What is expected >> The listing below should be printed exactly, every line of it. Skip the pictures.

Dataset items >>
-=-=-=-=-
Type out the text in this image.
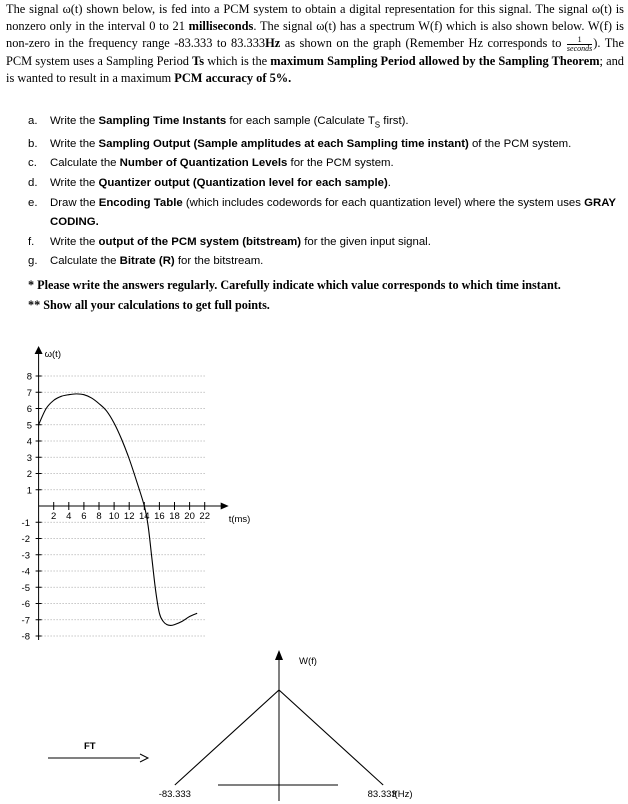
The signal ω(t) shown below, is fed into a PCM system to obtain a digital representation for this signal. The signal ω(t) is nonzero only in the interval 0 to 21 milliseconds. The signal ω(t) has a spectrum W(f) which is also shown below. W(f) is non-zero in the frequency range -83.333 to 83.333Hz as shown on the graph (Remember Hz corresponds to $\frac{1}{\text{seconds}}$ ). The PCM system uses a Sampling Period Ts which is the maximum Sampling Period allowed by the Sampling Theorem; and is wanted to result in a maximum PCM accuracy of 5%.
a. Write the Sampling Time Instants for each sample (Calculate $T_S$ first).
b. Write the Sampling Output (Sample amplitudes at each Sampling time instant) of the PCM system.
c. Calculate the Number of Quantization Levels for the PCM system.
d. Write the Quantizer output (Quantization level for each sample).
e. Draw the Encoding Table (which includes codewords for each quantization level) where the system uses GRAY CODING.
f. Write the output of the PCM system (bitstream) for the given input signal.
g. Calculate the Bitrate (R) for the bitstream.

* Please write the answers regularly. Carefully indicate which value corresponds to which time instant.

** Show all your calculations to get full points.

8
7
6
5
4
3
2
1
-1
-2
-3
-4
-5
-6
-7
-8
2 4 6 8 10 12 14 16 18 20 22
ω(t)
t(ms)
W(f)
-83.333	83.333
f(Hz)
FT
-=-=-=-=-
Full solution >>
Type out the text in this image.
The signal ω(t) shown below, is fed into a PCM system to obtain a digital representation for this signal. The signal ω(t) is nonzero only in the interval 0 to 21 milliseconds. The signal ω(t) has a spectrum W(f) which is also shown below. W(f) is non-zero in the frequency range -83.333 to 83.333Hz as shown on the graph (Remember Hz corresponds to $\frac{1}{\text{seconds}}$ ). The PCM system uses a Sampling Period Ts which is the maximum Sampling Period allowed by the Sampling Theorem; and is wanted to result in a maximum PCM accuracy of 5%.
a. Write the Sampling Time Instants for each sample (Calculate $T_S$ first).
b. Write the Sampling Output (Sample amplitudes at each Sampling time instant) of the PCM system.
c. Calculate the Number of Quantization Levels for the PCM system.
d. Write the Quantizer output (Quantization level for each sample).
e. Draw the Encoding Table (which includes codewords for each quantization level) where the system uses GRAY CODING.
f. Write the output of the PCM system (bitstream) for the given input signal.
g. Calculate the Bitrate (R) for the bitstream.

* Please write the answers regularly. Carefully indicate which value corresponds to which time instant.

** Show all your calculations to get full points.

8
7
6
5
4
3
2
1
-1
-2
-3
-4
-5
-6
-7
-8
2 4 6 8 10 12 14 16 18 20 22
ω(t)
t(ms)
W(f)
-83.333	83.333
f(Hz)
FT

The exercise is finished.